_Brief_. Search the listing below for the string "images" and show each line that contains it.
■ ■ ■ ■ ■ ■ ■
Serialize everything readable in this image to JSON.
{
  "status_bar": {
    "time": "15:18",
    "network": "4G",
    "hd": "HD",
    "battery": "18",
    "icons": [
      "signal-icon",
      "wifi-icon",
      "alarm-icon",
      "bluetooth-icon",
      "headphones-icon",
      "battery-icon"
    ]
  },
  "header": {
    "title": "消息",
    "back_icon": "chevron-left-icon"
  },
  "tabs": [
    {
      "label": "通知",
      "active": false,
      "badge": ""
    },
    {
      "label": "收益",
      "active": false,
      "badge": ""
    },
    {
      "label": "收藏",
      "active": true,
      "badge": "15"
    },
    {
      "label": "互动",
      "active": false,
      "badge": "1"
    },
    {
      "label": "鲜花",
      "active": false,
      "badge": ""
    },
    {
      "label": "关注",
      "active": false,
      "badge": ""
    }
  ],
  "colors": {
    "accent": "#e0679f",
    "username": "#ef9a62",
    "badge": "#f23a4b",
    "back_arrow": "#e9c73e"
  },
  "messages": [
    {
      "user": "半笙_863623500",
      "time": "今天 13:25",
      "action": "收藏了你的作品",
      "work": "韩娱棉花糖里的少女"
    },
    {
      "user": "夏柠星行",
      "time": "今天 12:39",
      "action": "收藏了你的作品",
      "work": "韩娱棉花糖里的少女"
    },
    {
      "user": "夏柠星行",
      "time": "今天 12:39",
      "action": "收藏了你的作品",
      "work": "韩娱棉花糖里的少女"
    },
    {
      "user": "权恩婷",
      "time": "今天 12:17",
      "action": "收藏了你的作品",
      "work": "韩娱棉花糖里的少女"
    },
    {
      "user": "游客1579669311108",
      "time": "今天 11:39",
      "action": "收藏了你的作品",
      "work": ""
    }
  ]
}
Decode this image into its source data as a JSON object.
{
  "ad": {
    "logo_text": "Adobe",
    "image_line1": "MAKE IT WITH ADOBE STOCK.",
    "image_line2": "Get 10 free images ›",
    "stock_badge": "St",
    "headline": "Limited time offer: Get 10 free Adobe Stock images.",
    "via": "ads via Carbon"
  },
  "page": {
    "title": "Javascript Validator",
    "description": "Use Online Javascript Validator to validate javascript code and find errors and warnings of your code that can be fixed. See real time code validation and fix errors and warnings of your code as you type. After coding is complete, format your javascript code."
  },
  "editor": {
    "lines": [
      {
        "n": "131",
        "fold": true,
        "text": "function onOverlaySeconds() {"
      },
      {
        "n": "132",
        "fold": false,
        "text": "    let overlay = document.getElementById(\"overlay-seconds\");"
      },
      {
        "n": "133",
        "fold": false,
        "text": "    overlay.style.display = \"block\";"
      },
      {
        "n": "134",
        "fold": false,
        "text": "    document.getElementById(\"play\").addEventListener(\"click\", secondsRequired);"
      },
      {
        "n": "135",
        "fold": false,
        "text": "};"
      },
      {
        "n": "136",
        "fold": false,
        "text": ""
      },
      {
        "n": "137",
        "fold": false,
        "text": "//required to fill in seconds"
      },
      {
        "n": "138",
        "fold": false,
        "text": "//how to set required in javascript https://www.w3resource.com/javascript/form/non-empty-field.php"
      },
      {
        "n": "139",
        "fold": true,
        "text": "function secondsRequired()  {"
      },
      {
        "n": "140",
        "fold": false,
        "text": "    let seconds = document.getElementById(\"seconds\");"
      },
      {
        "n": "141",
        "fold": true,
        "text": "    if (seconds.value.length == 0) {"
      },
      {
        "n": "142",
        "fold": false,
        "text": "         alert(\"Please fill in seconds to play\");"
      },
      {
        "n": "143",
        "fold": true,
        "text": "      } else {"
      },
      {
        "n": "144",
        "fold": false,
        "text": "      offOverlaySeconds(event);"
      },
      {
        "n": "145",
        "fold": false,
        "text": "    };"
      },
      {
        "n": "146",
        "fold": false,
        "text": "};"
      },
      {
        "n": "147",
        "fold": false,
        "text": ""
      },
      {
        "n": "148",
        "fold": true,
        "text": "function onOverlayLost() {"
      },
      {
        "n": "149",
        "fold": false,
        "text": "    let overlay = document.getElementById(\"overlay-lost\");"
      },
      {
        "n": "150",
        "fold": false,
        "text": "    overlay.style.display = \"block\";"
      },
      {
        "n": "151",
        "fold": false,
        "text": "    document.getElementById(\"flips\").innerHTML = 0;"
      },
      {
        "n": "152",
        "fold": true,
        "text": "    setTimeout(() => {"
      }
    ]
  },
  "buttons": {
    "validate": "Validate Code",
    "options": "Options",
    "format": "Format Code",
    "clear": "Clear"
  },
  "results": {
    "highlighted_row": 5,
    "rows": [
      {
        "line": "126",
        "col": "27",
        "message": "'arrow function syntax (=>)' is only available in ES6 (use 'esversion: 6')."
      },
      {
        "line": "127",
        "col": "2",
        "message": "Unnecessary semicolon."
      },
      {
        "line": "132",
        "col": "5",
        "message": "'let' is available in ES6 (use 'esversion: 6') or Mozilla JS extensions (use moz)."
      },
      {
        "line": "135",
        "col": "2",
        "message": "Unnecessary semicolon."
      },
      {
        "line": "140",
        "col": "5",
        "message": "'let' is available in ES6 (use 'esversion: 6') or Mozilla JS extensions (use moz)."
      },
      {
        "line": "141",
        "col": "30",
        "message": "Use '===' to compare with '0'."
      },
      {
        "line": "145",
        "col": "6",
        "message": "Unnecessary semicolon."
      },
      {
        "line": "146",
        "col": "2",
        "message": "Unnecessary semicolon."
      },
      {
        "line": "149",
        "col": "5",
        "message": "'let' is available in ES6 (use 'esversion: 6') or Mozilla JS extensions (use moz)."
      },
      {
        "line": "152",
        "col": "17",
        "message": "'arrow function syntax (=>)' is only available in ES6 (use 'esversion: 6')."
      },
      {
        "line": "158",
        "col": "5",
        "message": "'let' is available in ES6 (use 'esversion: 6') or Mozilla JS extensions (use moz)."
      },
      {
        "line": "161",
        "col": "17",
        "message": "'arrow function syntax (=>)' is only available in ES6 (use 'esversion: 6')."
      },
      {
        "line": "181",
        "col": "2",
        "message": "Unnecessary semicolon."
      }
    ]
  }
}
■ ■ ■ ■ ■ ■ ■
_Answer to this task_.
    "image_line2": "Get 10 free images ›",
    "headline": "Limited time offer: Get 10 free Adobe Stock images.",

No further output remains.